• **Brano proposto**

▼

Some folks inherit star spangled eyes,
Ooh, they send you down to war, Lord,
And when you ask them, “How much should we give?”
Ooh, they only answer More! More! More! 
It ain’t me, it ain’t me, I ain’t no military son, son.
It ain’t me, it ain’t me; I ain’t no fortunate one, one.

Creedence Clearwater Revival – Fortunate Son

 

C’è nella foto di Huet tutta la disperazione di un ragazzo che inutilmente ha tentato di riportare in vita il suo compagno. Ecco un’immagine così carica di impotenza da essere quasi insostenibile. Nessun orrore o nessuna crudeltà mostrati in maniera oscena. Ma sono più di mille pugni nello stomaco.

Mi hanno affascinato i libri scritti dai reduci di quella guerra, per vari motivi. Penso che il motivo più forte sia stata la curiosità di scoprire come questi giovani avessero riletto quella esperienza così sconvolgente. Poter accedere ad una riflessione diversa da quella filmica, troppo veloce e emotiva. Toccare la ferita di una guerra che è durata fino alla mia nascita, una ferita mai del tutto rimarginata nella coscienza dell’Impero. Ci sono libri stupendi, da cui emerge tutto quell’ universo stravolto, le sue conseguenze durevoli, i suoi semi avvelenati.

▲

• **Esercizio breve 1**
Secondo il brano proposto, che cosa emerge dai libri scritti dai reduci di quella guerra? Elenchi tutti gli elementi indicati.

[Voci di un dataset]
▼

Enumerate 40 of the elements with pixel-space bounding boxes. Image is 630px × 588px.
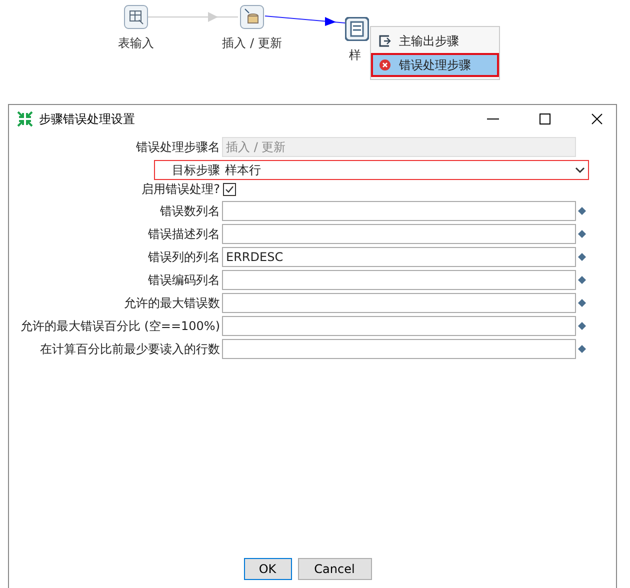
input-field[interactable] xyxy=(222,270,576,290)
field-label: 错误数列名 xyxy=(160,202,221,220)
input-field[interactable] xyxy=(222,224,576,244)
field-label: 允许的最大错误百分比 (空==100%) xyxy=(20,318,221,334)
window-title: 步骤错误处理设置 xyxy=(39,110,135,128)
field-label: 错误处理步骤名 xyxy=(136,138,221,156)
field-label: 错误描述列名 xyxy=(148,226,221,242)
app-icon xyxy=(17,111,33,127)
input-field[interactable] xyxy=(222,339,576,359)
input-field[interactable] xyxy=(222,201,576,221)
step-label: 样 xyxy=(349,47,361,64)
menu-item[interactable]: 错误处理步骤 xyxy=(371,53,499,77)
error-icon xyxy=(379,59,391,71)
dialog-button[interactable]: OK xyxy=(244,558,292,580)
database-icon[interactable] xyxy=(240,5,264,29)
close-icon[interactable] xyxy=(590,112,604,126)
input-field[interactable] xyxy=(222,316,576,336)
dialog-button[interactable]: Cancel xyxy=(298,558,372,580)
field-label: 启用错误处理? xyxy=(142,180,221,198)
variable-icon[interactable] xyxy=(578,299,586,307)
menu-item[interactable]: 主输出步骤 xyxy=(371,29,499,53)
input-field[interactable] xyxy=(222,293,576,313)
field-label: 错误列的列名 xyxy=(148,248,221,266)
variable-icon[interactable] xyxy=(578,345,586,353)
variable-icon[interactable] xyxy=(578,276,586,284)
table-icon[interactable] xyxy=(124,5,148,29)
field-label: 在计算百分比前最少要读入的行数 xyxy=(40,340,221,358)
variable-icon[interactable] xyxy=(578,322,586,330)
output-icon xyxy=(379,35,391,47)
variable-icon[interactable] xyxy=(578,253,586,261)
step-label: 插入 / 更新 xyxy=(222,35,282,52)
input-field[interactable]: ERRDESC xyxy=(222,247,576,267)
field-label: 错误编码列名 xyxy=(148,272,221,288)
list-icon[interactable] xyxy=(345,17,369,41)
checkbox[interactable] xyxy=(223,182,236,196)
variable-icon[interactable] xyxy=(578,207,586,215)
variable-icon[interactable] xyxy=(578,230,586,238)
step-label: 表输入 xyxy=(118,35,154,52)
field-label: 允许的最大错误数 xyxy=(124,294,221,312)
maximize-icon[interactable] xyxy=(538,112,552,126)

▲

• **Esercizio breve 2**
Riporti senza alcuna modifica le righe dell'elenco, cominciando da quella che contiene "input-field[interactable] xyxy=(222,270,576,290)" e terminando con l'ultima riga dell'elenco, entrambe incluse.

• **Risposta corretta 1**
- tutto quell'universo stravolto
- le sue conseguenze durevoli
- i suoi semi avvelenati

• **Risposta corretta 2**
input-field[interactable] xyxy=(222,270,576,290)
field-label: 错误数列名 xyxy=(160,202,221,220)
input-field[interactable] xyxy=(222,224,576,244)
field-label: 允许的最大错误百分比 (空==100%) xyxy=(20,318,221,334)
window-title: 步骤错误处理设置 xyxy=(39,110,135,128)
field-label: 错误处理步骤名 xyxy=(136,138,221,156)
field-label: 错误描述列名 xyxy=(148,226,221,242)
app-icon xyxy=(17,111,33,127)
input-field[interactable] xyxy=(222,339,576,359)
input-field[interactable] xyxy=(222,201,576,221)
step-label: 样 xyxy=(349,47,361,64)
menu-item[interactable]: 错误处理步骤 xyxy=(371,53,499,77)
error-icon xyxy=(379,59,391,71)
dialog-button[interactable]: OK xyxy=(244,558,292,580)
database-icon[interactable] xyxy=(240,5,264,29)
close-icon[interactable] xyxy=(590,112,604,126)
input-field[interactable] xyxy=(222,316,576,336)
dialog-button[interactable]: Cancel xyxy=(298,558,372,580)
field-label: 启用错误处理? xyxy=(142,180,221,198)
variable-icon[interactable] xyxy=(578,299,586,307)
menu-item[interactable]: 主输出步骤 xyxy=(371,29,499,53)
input-field[interactable] xyxy=(222,293,576,313)
field-label: 错误列的列名 xyxy=(148,248,221,266)
variable-icon[interactable] xyxy=(578,345,586,353)
variable-icon[interactable] xyxy=(578,276,586,284)
table-icon[interactable] xyxy=(124,5,148,29)
field-label: 在计算百分比前最少要读入的行数 xyxy=(40,340,221,358)
variable-icon[interactable] xyxy=(578,322,586,330)
output-icon xyxy=(379,35,391,47)
variable-icon[interactable] xyxy=(578,253,586,261)
step-label: 插入 / 更新 xyxy=(222,35,282,52)
input-field[interactable]: ERRDESC xyxy=(222,247,576,267)
field-label: 错误编码列名 xyxy=(148,272,221,288)
list-icon[interactable] xyxy=(345,17,369,41)
checkbox[interactable] xyxy=(223,182,236,196)
variable-icon[interactable] xyxy=(578,207,586,215)
variable-icon[interactable] xyxy=(578,230,586,238)
step-label: 表输入 xyxy=(118,35,154,52)
field-label: 允许的最大错误数 xyxy=(124,294,221,312)
maximize-icon[interactable] xyxy=(538,112,552,126)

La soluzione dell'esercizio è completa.